* **Task objective**
Collect all lines containing the word "this" from the data.

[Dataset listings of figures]
—————
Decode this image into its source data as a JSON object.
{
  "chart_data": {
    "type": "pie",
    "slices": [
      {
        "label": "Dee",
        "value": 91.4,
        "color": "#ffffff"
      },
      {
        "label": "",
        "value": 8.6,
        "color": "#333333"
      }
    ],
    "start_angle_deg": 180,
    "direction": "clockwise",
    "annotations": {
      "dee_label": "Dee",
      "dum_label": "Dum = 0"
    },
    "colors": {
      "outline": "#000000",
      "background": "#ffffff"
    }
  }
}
—————
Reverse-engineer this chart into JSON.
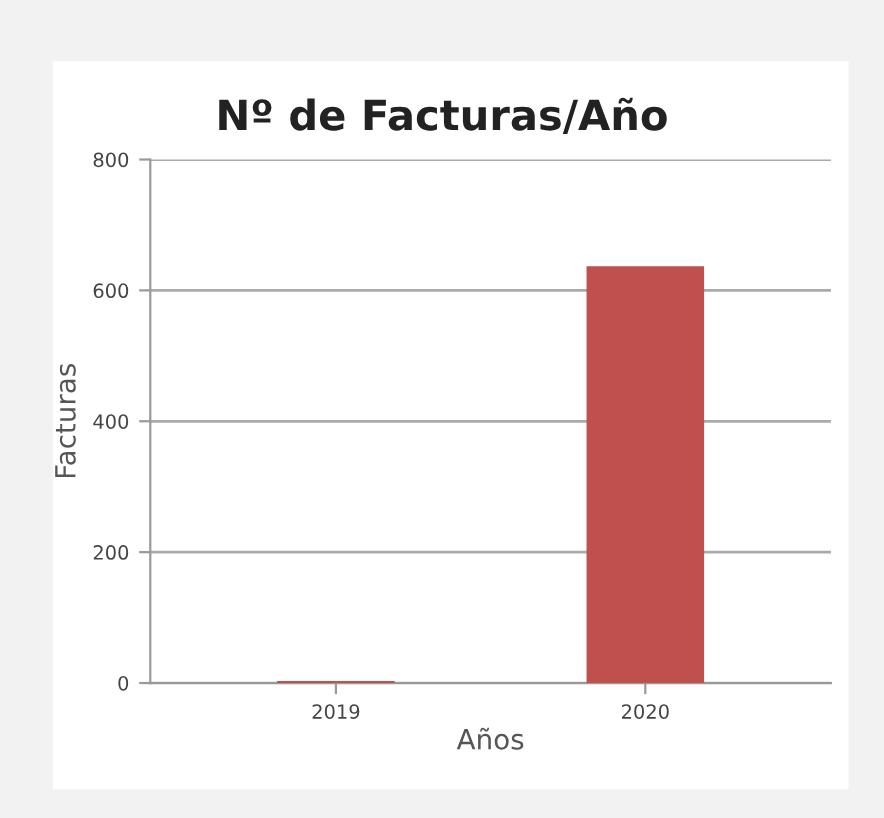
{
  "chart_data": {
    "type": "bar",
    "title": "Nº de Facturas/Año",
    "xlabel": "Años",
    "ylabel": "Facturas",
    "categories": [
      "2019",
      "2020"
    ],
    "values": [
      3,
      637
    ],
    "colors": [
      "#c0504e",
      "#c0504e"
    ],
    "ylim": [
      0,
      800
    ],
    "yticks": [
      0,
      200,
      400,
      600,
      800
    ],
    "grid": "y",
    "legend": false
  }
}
—————
* **Complete output**
Decode this image into its source data as a JSON object.
Reverse-engineer this chart into JSON.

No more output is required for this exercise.